From the entries below, report how many lines contain the string "color". Give only that number.

DATA PROVIDED:
▬▬▬▬▬▬

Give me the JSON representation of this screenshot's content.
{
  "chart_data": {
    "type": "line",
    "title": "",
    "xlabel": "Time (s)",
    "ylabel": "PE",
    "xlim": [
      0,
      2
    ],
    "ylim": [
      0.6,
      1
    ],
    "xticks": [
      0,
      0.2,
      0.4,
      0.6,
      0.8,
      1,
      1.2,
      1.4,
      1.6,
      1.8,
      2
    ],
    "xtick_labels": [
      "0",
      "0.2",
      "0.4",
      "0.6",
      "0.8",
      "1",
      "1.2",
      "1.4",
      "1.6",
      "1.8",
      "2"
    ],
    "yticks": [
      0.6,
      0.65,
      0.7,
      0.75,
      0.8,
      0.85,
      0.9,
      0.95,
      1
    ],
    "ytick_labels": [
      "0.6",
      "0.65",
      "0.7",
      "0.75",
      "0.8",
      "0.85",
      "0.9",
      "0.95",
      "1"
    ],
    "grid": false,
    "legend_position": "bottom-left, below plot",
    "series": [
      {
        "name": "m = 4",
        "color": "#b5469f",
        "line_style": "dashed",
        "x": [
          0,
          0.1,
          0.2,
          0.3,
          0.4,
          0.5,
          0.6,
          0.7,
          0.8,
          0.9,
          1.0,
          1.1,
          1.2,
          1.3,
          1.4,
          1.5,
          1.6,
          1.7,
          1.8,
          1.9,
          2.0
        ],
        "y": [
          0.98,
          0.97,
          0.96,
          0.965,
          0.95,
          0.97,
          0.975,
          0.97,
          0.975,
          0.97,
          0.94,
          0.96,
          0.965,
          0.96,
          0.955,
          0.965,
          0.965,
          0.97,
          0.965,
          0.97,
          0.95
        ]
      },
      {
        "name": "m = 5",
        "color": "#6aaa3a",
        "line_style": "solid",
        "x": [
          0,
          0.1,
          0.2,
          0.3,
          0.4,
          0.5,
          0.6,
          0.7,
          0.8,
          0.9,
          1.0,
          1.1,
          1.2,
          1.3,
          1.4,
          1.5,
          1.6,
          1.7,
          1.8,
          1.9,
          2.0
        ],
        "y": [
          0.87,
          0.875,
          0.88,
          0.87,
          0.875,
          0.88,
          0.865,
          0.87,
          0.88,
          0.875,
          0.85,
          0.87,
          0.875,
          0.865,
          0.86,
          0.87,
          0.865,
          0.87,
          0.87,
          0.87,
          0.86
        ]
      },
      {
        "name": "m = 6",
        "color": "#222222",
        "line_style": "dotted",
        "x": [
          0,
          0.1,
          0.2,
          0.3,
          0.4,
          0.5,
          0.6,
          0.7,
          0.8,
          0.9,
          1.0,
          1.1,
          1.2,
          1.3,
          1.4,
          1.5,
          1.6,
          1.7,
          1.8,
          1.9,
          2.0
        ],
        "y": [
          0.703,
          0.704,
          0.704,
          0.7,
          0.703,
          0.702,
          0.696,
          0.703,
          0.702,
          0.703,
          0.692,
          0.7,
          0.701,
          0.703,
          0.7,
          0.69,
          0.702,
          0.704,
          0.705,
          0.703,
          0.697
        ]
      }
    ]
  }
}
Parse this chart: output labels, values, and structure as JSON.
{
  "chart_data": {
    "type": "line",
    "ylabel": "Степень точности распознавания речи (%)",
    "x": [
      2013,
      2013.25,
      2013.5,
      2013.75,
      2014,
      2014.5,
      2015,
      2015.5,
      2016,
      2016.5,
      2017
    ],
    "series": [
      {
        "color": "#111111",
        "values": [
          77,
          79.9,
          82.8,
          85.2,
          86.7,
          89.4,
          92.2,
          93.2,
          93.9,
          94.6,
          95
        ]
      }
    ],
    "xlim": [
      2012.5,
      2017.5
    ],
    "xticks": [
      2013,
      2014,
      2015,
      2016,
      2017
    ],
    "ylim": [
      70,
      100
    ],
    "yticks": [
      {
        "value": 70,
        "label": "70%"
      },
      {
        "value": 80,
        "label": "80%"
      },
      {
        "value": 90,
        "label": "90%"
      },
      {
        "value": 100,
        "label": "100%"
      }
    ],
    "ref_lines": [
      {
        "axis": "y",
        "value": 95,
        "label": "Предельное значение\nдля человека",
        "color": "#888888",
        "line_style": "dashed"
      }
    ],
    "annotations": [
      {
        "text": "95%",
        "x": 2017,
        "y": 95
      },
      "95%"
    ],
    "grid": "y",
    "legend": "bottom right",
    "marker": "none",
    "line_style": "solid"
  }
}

▬▬▬▬▬▬

CORRECT ANSWER:
5